SHORT EXERCISE:
Lines containing the word "monasteres" should be extracted in full.

DATASET:
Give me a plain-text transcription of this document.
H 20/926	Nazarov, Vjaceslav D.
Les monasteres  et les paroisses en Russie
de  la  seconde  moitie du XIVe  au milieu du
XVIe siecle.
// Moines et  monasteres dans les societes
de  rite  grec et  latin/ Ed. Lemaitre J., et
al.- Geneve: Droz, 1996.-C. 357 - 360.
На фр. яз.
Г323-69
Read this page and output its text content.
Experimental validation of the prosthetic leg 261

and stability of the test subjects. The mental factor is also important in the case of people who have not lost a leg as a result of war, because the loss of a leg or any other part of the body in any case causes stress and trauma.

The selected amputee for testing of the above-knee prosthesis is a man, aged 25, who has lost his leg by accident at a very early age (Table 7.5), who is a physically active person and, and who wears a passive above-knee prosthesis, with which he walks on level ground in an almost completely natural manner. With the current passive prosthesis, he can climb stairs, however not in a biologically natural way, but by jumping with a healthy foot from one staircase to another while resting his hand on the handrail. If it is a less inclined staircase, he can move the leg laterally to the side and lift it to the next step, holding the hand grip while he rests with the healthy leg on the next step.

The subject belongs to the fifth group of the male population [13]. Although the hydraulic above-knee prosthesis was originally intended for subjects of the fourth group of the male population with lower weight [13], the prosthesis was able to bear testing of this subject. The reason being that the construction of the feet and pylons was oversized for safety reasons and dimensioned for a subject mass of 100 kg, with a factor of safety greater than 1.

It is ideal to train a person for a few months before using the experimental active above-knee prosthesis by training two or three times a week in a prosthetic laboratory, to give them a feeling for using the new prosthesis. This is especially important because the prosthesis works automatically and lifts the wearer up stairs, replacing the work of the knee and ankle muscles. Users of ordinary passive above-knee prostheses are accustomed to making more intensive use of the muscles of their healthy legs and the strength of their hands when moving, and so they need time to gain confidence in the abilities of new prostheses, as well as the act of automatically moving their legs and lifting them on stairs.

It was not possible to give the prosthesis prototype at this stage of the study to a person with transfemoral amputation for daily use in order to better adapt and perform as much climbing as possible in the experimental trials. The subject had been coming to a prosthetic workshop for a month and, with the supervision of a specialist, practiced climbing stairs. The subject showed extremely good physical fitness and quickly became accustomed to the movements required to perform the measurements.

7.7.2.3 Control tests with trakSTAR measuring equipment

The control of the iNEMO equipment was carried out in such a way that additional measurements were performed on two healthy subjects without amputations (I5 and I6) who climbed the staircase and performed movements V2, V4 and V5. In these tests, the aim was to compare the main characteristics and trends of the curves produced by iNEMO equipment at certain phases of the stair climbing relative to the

OUTPUT:
Les monasteres  et les paroisses en Russie
// Moines et  monasteres dans les societes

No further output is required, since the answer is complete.